_Requirement_: Put all of the lines below into a Markdown table with the columns "Row" and "Line", numbering each row and skipping any blank lines. Please leave the pictures out of the table.

(Stored items from a collection)
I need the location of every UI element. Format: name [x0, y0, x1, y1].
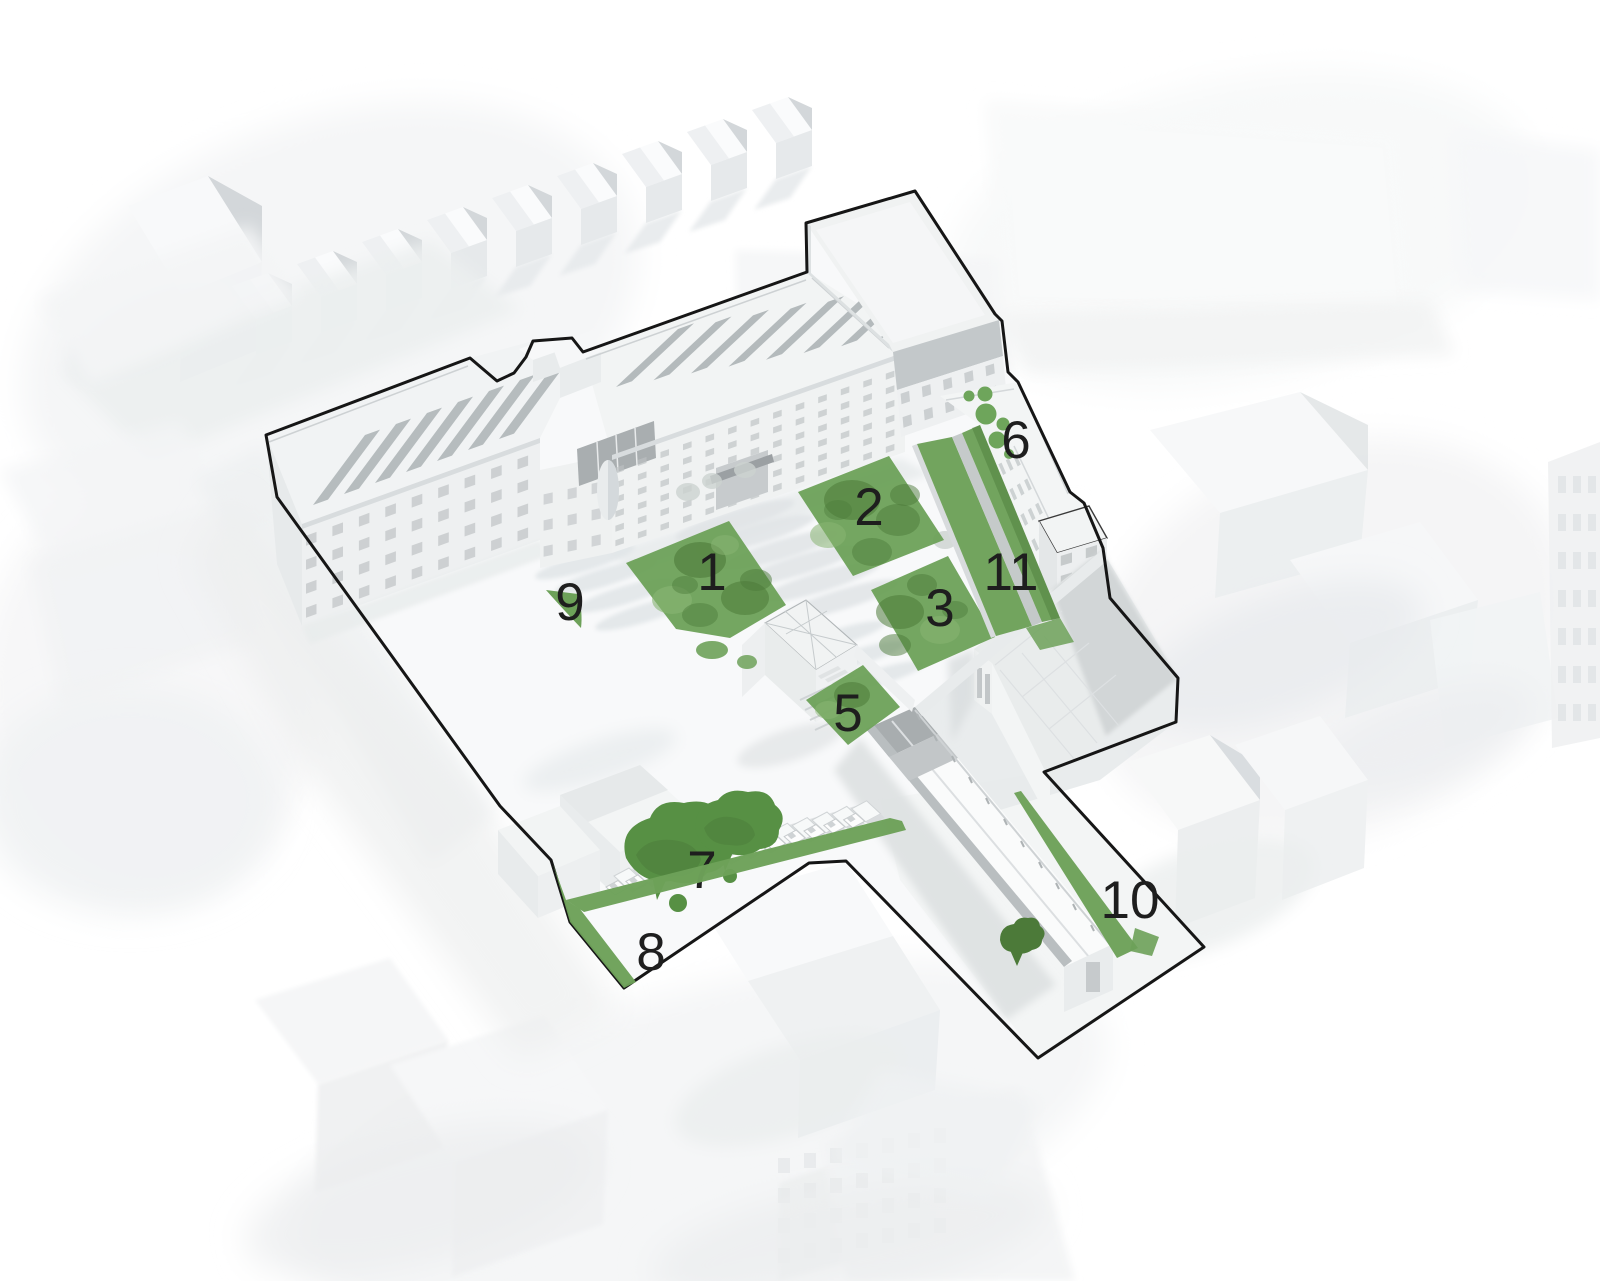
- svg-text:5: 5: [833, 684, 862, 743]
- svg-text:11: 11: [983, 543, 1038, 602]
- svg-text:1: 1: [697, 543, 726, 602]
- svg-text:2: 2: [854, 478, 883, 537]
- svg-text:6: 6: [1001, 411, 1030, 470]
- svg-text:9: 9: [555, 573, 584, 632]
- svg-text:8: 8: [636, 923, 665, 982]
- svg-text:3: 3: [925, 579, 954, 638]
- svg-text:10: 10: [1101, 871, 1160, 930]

_The answer_:
| Row | Line |
|---|---|
| 1 | I need the location of every UI element. Format: name [x0, y0, x1, y1]. |
| 2 | - svg-text:5: 5: [833, 684, 862, 743] |
| 3 | - svg-text:11: 11: [983, 543, 1038, 602] |
| 4 | - svg-text:1: 1: [697, 543, 726, 602] |
| 5 | - svg-text:2: 2: [854, 478, 883, 537] |
| 6 | - svg-text:6: 6: [1001, 411, 1030, 470] |
| 7 | - svg-text:9: 9: [555, 573, 584, 632] |
| 8 | - svg-text:8: 8: [636, 923, 665, 982] |
| 9 | - svg-text:3: 3: [925, 579, 954, 638] |
| 10 | - svg-text:10: 10: [1101, 871, 1160, 930] |